[TASK TO CARRY OUT]: Copy each line in which the string "ดสงขลา" occurs.

------------------------------------------------------------------------

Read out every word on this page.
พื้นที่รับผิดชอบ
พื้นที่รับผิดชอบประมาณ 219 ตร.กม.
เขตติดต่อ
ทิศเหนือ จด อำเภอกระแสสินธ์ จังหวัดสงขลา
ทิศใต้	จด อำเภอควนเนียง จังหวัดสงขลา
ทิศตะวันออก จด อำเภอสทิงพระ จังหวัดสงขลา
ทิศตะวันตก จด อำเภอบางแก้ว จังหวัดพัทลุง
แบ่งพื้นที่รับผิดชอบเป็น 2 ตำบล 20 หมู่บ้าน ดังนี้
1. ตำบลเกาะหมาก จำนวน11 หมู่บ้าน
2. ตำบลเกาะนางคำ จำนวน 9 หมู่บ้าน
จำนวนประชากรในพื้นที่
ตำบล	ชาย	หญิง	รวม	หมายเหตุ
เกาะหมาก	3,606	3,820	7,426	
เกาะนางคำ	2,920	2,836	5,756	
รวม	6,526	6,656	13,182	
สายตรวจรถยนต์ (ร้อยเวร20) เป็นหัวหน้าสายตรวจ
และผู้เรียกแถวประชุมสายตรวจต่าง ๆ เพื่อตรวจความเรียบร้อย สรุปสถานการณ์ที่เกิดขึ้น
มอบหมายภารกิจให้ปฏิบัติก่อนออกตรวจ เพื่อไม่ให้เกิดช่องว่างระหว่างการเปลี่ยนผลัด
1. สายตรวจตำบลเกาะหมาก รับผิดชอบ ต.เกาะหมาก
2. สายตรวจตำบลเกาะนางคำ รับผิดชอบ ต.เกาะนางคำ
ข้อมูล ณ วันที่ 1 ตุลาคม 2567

------------------------------------------------------------------------

[THE OUTPUT]:
ทิศเหนือ จด อำเภอกระแสสินธ์ จังหวัดสงขลา
ทิศใต้	จด อำเภอควนเนียง จังหวัดสงขลา
ทิศตะวันออก จด อำเภอสทิงพระ จังหวัดสงขลา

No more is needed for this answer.